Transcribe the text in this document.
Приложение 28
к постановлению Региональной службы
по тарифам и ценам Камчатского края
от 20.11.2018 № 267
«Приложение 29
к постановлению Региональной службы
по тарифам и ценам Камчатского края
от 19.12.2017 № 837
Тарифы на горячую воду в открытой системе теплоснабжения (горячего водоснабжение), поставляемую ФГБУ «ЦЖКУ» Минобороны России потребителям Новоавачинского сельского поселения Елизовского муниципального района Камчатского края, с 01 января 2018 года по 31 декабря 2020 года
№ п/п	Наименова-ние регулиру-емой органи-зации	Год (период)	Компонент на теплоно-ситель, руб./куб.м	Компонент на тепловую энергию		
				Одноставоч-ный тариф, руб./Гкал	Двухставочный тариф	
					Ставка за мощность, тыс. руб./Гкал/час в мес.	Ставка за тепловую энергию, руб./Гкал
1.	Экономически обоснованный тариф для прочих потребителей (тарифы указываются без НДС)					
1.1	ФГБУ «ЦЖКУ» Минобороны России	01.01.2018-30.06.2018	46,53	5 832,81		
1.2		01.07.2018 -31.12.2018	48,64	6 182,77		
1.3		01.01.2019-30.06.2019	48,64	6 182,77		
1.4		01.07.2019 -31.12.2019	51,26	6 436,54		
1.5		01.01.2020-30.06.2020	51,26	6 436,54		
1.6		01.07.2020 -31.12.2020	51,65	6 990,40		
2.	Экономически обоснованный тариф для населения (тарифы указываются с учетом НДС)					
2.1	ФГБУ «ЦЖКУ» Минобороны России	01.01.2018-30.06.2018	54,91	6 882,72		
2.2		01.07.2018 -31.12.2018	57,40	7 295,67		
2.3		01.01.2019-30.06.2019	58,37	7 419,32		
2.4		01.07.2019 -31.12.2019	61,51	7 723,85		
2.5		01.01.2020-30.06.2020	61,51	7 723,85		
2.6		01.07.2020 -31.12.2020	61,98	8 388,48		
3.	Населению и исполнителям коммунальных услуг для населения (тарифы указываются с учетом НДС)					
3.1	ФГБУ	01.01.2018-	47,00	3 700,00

________________

• [PROBLEM REQUIREMENTS]
State the count of lines holding the string "Гкал" in the listing above, and nothing else.

• [CORRECT RESPONSE]
2